— WORK TO COMPLETE —
Make an exact copy of all the records.

== SOURCE DATA

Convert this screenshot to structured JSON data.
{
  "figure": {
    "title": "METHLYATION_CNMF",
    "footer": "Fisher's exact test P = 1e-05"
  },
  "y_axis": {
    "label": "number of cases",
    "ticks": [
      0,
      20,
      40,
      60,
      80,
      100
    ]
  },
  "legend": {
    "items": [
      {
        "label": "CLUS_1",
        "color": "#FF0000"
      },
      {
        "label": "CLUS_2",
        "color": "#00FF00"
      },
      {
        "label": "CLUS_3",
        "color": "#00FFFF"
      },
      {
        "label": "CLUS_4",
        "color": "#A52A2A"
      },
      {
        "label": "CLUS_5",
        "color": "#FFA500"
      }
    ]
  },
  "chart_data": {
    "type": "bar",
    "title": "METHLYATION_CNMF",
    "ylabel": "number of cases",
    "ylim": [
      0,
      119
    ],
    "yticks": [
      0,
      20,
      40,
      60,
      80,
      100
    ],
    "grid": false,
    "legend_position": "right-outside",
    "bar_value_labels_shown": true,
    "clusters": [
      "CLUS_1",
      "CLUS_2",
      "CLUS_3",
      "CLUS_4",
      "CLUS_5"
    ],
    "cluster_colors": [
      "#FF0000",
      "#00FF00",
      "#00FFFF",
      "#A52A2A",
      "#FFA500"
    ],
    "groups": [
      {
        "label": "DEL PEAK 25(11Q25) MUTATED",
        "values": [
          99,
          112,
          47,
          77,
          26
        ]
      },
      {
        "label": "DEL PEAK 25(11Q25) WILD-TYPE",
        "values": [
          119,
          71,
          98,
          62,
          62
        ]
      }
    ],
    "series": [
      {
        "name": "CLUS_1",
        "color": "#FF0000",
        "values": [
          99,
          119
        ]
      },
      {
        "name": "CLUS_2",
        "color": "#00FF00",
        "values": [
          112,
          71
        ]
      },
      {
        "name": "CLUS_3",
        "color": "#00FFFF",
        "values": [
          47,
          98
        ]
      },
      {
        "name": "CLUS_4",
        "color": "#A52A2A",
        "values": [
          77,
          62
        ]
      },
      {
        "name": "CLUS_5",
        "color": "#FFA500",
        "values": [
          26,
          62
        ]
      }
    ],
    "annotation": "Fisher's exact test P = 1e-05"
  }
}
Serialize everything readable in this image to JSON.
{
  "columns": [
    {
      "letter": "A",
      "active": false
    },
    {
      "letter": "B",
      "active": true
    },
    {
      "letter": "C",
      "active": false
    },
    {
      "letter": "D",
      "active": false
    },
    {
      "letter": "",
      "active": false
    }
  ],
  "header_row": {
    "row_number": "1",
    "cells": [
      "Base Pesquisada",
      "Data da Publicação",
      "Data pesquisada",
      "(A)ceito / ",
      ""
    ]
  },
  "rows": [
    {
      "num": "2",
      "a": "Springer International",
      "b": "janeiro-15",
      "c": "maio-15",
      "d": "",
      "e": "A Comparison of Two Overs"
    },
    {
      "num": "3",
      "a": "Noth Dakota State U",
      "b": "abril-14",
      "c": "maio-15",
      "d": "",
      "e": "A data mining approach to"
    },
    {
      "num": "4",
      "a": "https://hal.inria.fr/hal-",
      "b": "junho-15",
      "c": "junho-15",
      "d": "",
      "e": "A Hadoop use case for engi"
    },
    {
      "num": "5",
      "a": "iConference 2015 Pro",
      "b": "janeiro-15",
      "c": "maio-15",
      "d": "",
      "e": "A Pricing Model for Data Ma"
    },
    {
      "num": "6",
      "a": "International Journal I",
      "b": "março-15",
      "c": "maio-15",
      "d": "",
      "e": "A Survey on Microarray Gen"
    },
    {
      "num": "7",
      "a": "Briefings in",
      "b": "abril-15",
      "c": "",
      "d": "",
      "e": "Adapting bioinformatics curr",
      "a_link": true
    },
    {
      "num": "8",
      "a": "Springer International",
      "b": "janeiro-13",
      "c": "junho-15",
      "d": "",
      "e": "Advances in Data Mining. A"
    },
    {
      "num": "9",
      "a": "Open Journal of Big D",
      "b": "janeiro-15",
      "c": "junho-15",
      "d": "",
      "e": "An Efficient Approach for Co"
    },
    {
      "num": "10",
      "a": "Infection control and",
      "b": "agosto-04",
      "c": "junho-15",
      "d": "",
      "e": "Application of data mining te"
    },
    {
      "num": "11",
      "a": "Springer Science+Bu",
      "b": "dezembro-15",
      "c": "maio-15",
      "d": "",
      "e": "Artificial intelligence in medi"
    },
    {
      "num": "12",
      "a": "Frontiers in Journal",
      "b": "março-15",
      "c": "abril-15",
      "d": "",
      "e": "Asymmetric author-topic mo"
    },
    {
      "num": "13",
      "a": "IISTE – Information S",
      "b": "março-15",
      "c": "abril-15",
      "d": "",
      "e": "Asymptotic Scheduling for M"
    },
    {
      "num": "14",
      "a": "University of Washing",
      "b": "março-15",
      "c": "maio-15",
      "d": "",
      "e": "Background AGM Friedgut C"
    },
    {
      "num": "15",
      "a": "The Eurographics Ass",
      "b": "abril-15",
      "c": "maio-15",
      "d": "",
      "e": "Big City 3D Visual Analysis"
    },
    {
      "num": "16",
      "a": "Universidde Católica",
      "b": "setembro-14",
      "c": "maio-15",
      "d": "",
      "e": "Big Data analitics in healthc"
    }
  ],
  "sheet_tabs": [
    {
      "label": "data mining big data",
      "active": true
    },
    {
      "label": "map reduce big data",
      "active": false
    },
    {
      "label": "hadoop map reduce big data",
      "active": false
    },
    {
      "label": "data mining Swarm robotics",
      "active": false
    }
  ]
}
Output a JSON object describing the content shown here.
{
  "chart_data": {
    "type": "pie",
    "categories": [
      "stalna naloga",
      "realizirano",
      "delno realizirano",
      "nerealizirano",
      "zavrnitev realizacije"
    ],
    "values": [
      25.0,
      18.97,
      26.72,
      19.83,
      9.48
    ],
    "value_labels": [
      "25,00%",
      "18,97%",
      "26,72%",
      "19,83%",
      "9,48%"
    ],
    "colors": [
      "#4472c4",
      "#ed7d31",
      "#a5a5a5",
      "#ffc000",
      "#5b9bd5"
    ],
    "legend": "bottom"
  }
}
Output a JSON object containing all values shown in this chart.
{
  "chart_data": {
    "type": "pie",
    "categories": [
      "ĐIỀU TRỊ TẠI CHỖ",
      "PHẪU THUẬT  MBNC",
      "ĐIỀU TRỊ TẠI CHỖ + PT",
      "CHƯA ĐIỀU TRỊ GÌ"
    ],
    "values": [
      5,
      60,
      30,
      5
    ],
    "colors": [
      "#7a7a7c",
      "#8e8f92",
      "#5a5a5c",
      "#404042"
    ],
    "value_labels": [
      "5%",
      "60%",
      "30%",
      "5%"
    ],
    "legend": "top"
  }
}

====

— FINISHED EXERCISE —
Convert this screenshot to structured JSON data.
{
  "figure": {
    "title": "METHLYATION_CNMF",
    "footer": "Fisher's exact test P = 1e-05"
  },
  "y_axis": {
    "label": "number of cases",
    "ticks": [
      0,
      20,
      40,
      60,
      80,
      100
    ]
  },
  "legend": {
    "items": [
      {
        "label": "CLUS_1",
        "color": "#FF0000"
      },
      {
        "label": "CLUS_2",
        "color": "#00FF00"
      },
      {
        "label": "CLUS_3",
        "color": "#00FFFF"
      },
      {
        "label": "CLUS_4",
        "color": "#A52A2A"
      },
      {
        "label": "CLUS_5",
        "color": "#FFA500"
      }
    ]
  },
  "chart_data": {
    "type": "bar",
    "title": "METHLYATION_CNMF",
    "ylabel": "number of cases",
    "ylim": [
      0,
      119
    ],
    "yticks": [
      0,
      20,
      40,
      60,
      80,
      100
    ],
    "grid": false,
    "legend_position": "right-outside",
    "bar_value_labels_shown": true,
    "clusters": [
      "CLUS_1",
      "CLUS_2",
      "CLUS_3",
      "CLUS_4",
      "CLUS_5"
    ],
    "cluster_colors": [
      "#FF0000",
      "#00FF00",
      "#00FFFF",
      "#A52A2A",
      "#FFA500"
    ],
    "groups": [
      {
        "label": "DEL PEAK 25(11Q25) MUTATED",
        "values": [
          99,
          112,
          47,
          77,
          26
        ]
      },
      {
        "label": "DEL PEAK 25(11Q25) WILD-TYPE",
        "values": [
          119,
          71,
          98,
          62,
          62
        ]
      }
    ],
    "series": [
      {
        "name": "CLUS_1",
        "color": "#FF0000",
        "values": [
          99,
          119
        ]
      },
      {
        "name": "CLUS_2",
        "color": "#00FF00",
        "values": [
          112,
          71
        ]
      },
      {
        "name": "CLUS_3",
        "color": "#00FFFF",
        "values": [
          47,
          98
        ]
      },
      {
        "name": "CLUS_4",
        "color": "#A52A2A",
        "values": [
          77,
          62
        ]
      },
      {
        "name": "CLUS_5",
        "color": "#FFA500",
        "values": [
          26,
          62
        ]
      }
    ],
    "annotation": "Fisher's exact test P = 1e-05"
  }
}
Serialize everything readable in this image to JSON.
{
  "columns": [
    {
      "letter": "A",
      "active": false
    },
    {
      "letter": "B",
      "active": true
    },
    {
      "letter": "C",
      "active": false
    },
    {
      "letter": "D",
      "active": false
    },
    {
      "letter": "",
      "active": false
    }
  ],
  "header_row": {
    "row_number": "1",
    "cells": [
      "Base Pesquisada",
      "Data da Publicação",
      "Data pesquisada",
      "(A)ceito / ",
      ""
    ]
  },
  "rows": [
    {
      "num": "2",
      "a": "Springer International",
      "b": "janeiro-15",
      "c": "maio-15",
      "d": "",
      "e": "A Comparison of Two Overs"
    },
    {
      "num": "3",
      "a": "Noth Dakota State U",
      "b": "abril-14",
      "c": "maio-15",
      "d": "",
      "e": "A data mining approach to"
    },
    {
      "num": "4",
      "a": "https://hal.inria.fr/hal-",
      "b": "junho-15",
      "c": "junho-15",
      "d": "",
      "e": "A Hadoop use case for engi"
    },
    {
      "num": "5",
      "a": "iConference 2015 Pro",
      "b": "janeiro-15",
      "c": "maio-15",
      "d": "",
      "e": "A Pricing Model for Data Ma"
    },
    {
      "num": "6",
      "a": "International Journal I",
      "b": "março-15",
      "c": "maio-15",
      "d": "",
      "e": "A Survey on Microarray Gen"
    },
    {
      "num": "7",
      "a": "Briefings in",
      "b": "abril-15",
      "c": "",
      "d": "",
      "e": "Adapting bioinformatics curr",
      "a_link": true
    },
    {
      "num": "8",
      "a": "Springer International",
      "b": "janeiro-13",
      "c": "junho-15",
      "d": "",
      "e": "Advances in Data Mining. A"
    },
    {
      "num": "9",
      "a": "Open Journal of Big D",
      "b": "janeiro-15",
      "c": "junho-15",
      "d": "",
      "e": "An Efficient Approach for Co"
    },
    {
      "num": "10",
      "a": "Infection control and",
      "b": "agosto-04",
      "c": "junho-15",
      "d": "",
      "e": "Application of data mining te"
    },
    {
      "num": "11",
      "a": "Springer Science+Bu",
      "b": "dezembro-15",
      "c": "maio-15",
      "d": "",
      "e": "Artificial intelligence in medi"
    },
    {
      "num": "12",
      "a": "Frontiers in Journal",
      "b": "março-15",
      "c": "abril-15",
      "d": "",
      "e": "Asymmetric author-topic mo"
    },
    {
      "num": "13",
      "a": "IISTE – Information S",
      "b": "março-15",
      "c": "abril-15",
      "d": "",
      "e": "Asymptotic Scheduling for M"
    },
    {
      "num": "14",
      "a": "University of Washing",
      "b": "março-15",
      "c": "maio-15",
      "d": "",
      "e": "Background AGM Friedgut C"
    },
    {
      "num": "15",
      "a": "The Eurographics Ass",
      "b": "abril-15",
      "c": "maio-15",
      "d": "",
      "e": "Big City 3D Visual Analysis"
    },
    {
      "num": "16",
      "a": "Universidde Católica",
      "b": "setembro-14",
      "c": "maio-15",
      "d": "",
      "e": "Big Data analitics in healthc"
    }
  ],
  "sheet_tabs": [
    {
      "label": "data mining big data",
      "active": true
    },
    {
      "label": "map reduce big data",
      "active": false
    },
    {
      "label": "hadoop map reduce big data",
      "active": false
    },
    {
      "label": "data mining Swarm robotics",
      "active": false
    }
  ]
}
Output a JSON object describing the content shown here.
{
  "chart_data": {
    "type": "pie",
    "categories": [
      "stalna naloga",
      "realizirano",
      "delno realizirano",
      "nerealizirano",
      "zavrnitev realizacije"
    ],
    "values": [
      25.0,
      18.97,
      26.72,
      19.83,
      9.48
    ],
    "value_labels": [
      "25,00%",
      "18,97%",
      "26,72%",
      "19,83%",
      "9,48%"
    ],
    "colors": [
      "#4472c4",
      "#ed7d31",
      "#a5a5a5",
      "#ffc000",
      "#5b9bd5"
    ],
    "legend": "bottom"
  }
}
Output a JSON object containing all values shown in this chart.
{
  "chart_data": {
    "type": "pie",
    "categories": [
      "ĐIỀU TRỊ TẠI CHỖ",
      "PHẪU THUẬT  MBNC",
      "ĐIỀU TRỊ TẠI CHỖ + PT",
      "CHƯA ĐIỀU TRỊ GÌ"
    ],
    "values": [
      5,
      60,
      30,
      5
    ],
    "colors": [
      "#7a7a7c",
      "#8e8f92",
      "#5a5a5c",
      "#404042"
    ],
    "value_labels": [
      "5%",
      "60%",
      "30%",
      "5%"
    ],
    "legend": "top"
  }
}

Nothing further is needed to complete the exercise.